• WRITTEN INSTRUCTION: In the data, extract each line that holds the string "title".

• GIVEN ENTRIES:
--

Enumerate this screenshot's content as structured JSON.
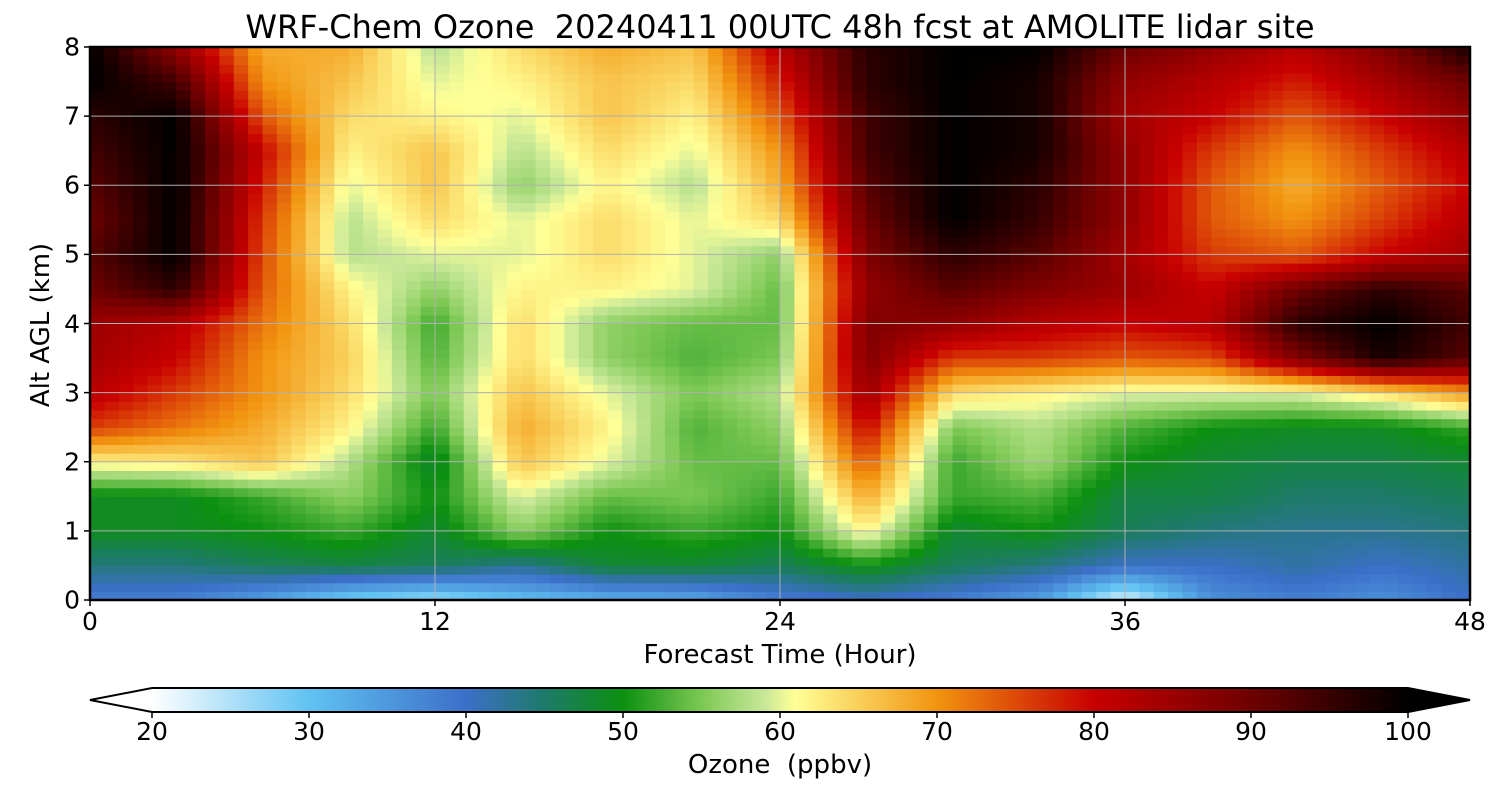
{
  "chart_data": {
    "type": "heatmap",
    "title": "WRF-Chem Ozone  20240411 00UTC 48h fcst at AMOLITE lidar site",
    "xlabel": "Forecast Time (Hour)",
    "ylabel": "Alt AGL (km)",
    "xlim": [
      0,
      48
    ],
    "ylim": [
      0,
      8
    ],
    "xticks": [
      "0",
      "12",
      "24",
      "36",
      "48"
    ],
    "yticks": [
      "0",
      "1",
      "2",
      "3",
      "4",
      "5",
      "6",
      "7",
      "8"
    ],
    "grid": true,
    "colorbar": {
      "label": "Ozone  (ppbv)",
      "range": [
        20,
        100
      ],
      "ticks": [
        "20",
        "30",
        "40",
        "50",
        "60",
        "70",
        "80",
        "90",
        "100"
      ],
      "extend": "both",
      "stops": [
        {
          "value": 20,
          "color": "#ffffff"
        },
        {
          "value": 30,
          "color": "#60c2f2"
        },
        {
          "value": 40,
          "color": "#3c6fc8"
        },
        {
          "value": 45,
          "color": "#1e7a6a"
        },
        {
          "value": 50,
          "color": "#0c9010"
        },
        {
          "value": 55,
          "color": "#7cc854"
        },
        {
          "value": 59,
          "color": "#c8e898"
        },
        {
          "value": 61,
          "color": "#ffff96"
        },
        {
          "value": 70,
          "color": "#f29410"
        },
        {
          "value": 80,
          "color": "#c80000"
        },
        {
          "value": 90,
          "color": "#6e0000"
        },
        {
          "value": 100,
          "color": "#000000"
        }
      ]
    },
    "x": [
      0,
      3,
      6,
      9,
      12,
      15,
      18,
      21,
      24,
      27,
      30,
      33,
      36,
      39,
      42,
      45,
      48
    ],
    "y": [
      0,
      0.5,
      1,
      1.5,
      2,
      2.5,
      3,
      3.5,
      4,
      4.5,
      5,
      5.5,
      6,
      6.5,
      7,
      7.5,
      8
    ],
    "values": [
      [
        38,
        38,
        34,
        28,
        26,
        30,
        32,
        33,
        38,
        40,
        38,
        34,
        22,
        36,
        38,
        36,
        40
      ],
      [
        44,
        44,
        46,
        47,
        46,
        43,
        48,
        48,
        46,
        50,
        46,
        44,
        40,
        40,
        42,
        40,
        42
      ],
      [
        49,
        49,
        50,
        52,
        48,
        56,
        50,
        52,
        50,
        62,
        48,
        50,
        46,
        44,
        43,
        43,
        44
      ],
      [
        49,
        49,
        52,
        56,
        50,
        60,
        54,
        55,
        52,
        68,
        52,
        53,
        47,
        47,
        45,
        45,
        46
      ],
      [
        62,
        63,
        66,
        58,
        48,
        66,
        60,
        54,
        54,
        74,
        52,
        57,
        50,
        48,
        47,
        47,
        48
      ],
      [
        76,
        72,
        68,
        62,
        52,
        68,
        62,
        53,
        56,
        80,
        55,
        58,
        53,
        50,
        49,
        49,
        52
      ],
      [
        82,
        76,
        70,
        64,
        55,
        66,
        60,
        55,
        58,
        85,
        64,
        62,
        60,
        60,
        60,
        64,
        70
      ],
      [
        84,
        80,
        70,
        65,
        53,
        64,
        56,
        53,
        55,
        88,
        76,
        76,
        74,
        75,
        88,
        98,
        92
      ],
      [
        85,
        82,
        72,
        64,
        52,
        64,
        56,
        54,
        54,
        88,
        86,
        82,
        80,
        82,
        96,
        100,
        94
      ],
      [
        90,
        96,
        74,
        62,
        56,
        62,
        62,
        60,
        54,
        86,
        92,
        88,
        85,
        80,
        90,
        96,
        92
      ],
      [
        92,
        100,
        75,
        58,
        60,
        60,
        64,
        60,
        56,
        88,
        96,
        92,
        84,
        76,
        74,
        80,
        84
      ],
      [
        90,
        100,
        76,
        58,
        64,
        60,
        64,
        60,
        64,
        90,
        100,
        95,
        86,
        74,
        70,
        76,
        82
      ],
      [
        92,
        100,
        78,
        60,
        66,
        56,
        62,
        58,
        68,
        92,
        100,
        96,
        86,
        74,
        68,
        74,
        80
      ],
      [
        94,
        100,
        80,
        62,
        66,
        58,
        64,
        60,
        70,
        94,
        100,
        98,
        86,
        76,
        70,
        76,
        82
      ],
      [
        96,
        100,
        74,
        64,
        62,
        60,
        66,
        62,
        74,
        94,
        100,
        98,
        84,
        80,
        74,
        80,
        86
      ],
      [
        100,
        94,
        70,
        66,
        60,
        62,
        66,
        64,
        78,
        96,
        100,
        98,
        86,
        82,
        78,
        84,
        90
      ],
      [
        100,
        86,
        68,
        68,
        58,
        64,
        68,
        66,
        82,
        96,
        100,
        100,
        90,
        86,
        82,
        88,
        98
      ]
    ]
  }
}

--

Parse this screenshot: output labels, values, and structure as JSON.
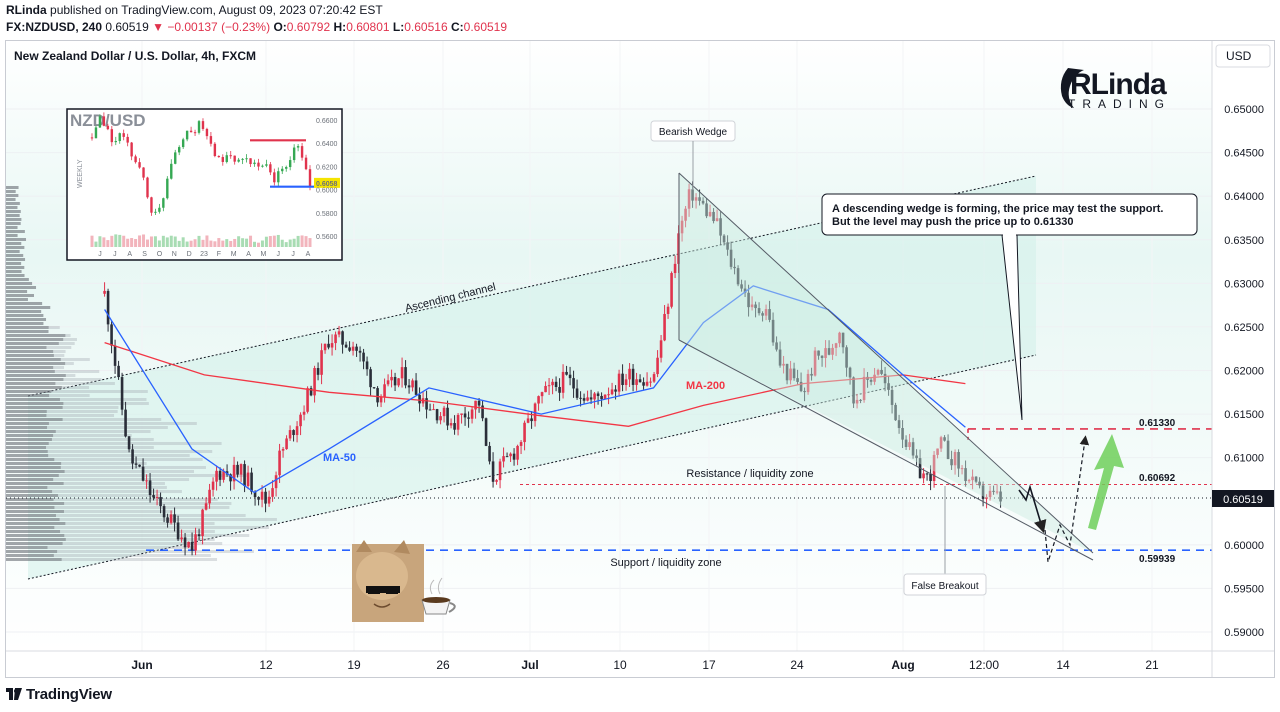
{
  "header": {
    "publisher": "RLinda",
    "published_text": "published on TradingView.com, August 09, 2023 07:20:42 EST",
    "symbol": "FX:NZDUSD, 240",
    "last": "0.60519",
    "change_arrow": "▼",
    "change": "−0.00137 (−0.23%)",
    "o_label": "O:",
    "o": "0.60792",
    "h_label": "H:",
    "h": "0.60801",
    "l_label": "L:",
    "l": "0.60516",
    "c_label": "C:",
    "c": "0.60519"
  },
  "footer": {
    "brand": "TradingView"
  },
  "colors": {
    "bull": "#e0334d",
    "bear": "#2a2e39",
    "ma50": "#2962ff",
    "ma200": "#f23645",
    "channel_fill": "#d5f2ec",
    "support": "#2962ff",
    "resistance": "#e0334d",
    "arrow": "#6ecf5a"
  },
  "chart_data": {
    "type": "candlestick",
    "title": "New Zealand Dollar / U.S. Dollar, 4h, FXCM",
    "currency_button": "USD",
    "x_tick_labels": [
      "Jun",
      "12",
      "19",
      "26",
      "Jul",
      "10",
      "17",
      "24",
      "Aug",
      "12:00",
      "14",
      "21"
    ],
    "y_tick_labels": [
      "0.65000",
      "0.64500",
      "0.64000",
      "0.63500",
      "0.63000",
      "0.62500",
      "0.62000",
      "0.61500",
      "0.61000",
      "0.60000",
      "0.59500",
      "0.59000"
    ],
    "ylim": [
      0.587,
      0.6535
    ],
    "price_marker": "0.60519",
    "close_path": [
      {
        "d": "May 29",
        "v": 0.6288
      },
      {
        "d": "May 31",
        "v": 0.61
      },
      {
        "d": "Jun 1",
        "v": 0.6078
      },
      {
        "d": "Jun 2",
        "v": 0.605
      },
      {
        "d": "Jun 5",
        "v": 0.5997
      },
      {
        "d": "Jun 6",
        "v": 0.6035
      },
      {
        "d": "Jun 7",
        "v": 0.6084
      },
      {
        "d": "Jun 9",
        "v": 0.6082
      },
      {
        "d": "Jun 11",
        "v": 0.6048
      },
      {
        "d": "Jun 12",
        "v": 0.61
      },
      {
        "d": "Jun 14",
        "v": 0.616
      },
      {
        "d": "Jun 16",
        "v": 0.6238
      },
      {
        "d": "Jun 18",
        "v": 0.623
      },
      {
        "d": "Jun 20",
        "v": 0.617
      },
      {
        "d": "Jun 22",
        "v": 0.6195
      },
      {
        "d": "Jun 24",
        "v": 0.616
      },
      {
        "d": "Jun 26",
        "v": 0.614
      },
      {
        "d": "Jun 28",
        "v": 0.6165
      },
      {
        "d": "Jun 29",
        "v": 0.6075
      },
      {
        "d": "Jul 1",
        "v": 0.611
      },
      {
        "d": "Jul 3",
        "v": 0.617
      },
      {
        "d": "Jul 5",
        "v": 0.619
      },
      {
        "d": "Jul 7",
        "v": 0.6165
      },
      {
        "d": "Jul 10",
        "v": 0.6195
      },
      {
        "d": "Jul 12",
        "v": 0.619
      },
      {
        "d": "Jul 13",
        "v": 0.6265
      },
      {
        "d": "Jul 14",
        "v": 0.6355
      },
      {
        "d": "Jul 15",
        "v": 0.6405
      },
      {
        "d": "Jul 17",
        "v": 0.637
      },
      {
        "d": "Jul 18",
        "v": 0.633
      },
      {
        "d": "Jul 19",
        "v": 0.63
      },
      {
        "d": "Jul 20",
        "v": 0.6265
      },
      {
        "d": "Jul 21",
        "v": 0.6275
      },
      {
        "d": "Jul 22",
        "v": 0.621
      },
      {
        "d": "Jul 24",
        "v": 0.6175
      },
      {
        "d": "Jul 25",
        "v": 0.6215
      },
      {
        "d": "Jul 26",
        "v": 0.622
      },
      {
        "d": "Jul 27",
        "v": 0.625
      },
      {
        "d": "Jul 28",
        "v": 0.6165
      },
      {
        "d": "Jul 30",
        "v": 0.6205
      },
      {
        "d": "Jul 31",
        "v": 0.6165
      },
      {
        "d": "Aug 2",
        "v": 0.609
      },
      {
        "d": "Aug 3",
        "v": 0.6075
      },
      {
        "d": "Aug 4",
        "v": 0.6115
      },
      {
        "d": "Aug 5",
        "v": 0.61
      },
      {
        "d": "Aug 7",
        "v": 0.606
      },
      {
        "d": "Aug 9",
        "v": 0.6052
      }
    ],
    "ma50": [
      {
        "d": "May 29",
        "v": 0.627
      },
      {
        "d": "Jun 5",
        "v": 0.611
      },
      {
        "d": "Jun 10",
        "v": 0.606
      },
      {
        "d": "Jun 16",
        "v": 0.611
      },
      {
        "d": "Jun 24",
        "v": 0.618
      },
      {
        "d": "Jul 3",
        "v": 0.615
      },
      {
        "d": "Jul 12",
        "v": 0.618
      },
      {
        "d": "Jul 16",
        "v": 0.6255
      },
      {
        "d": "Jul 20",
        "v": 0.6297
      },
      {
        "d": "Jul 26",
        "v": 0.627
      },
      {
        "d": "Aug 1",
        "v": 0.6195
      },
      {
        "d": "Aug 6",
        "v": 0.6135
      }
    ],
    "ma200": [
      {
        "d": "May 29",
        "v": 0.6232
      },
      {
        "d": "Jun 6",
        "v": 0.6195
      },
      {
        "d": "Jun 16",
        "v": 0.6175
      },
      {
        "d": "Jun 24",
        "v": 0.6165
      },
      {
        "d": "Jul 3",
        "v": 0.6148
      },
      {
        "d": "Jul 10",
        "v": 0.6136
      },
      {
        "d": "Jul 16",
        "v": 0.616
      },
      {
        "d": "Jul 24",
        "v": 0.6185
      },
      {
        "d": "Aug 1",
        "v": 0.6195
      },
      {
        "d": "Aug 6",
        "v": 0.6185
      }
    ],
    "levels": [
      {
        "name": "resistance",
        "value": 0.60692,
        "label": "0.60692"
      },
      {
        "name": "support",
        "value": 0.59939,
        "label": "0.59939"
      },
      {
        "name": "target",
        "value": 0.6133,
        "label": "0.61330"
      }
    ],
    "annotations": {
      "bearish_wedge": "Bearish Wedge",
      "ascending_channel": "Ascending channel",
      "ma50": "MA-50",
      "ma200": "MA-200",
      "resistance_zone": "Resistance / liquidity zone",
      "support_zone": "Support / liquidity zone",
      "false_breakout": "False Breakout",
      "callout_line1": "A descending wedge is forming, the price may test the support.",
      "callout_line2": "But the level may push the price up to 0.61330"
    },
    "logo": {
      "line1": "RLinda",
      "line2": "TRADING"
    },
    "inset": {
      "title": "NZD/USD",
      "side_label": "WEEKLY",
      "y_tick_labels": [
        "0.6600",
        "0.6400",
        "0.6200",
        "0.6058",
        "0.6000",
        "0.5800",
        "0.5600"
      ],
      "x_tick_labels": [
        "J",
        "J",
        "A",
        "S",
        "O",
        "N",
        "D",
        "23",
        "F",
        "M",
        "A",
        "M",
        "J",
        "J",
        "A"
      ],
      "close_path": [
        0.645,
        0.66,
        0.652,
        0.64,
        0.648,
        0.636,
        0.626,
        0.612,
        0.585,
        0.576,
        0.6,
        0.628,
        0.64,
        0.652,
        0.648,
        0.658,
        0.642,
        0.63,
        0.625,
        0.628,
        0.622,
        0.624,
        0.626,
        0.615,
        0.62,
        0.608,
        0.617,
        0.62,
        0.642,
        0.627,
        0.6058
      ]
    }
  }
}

--

• OUTPUT FOR THIS TASK:
    "title": "WRF-Chem Ozone  20240411 00UTC 48h fcst at AMOLITE lidar site",
    "title": "New Zealand Dollar / U.S. Dollar, 4h, FXCM",
      "title": "NZD/USD",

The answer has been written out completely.